== Recorded information
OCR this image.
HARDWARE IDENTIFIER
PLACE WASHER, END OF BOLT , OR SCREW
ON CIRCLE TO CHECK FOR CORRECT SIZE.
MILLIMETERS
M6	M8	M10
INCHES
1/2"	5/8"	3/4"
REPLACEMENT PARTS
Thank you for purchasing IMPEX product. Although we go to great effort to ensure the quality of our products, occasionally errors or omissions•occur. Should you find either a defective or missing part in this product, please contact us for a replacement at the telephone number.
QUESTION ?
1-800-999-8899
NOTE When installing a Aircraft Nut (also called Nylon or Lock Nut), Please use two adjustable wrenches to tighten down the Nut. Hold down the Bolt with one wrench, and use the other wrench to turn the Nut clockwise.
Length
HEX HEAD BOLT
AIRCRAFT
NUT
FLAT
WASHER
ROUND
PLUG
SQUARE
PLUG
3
====
- _Job_:
Without leaving anything out, give the entries again exactly.

- _Written solution_:
OCR this image.
HARDWARE IDENTIFIER
PLACE WASHER, END OF BOLT , OR SCREW
ON CIRCLE TO CHECK FOR CORRECT SIZE.
MILLIMETERS
M6	M8	M10
INCHES
1/2"	5/8"	3/4"
REPLACEMENT PARTS
Thank you for purchasing IMPEX product. Although we go to great effort to ensure the quality of our products, occasionally errors or omissions•occur. Should you find either a defective or missing part in this product, please contact us for a replacement at the telephone number.
QUESTION ?
1-800-999-8899
NOTE When installing a Aircraft Nut (also called Nylon or Lock Nut), Please use two adjustable wrenches to tighten down the Nut. Hold down the Bolt with one wrench, and use the other wrench to turn the Nut clockwise.
Length
HEX HEAD BOLT
AIRCRAFT
NUT
FLAT
WASHER
ROUND
PLUG
SQUARE
PLUG
3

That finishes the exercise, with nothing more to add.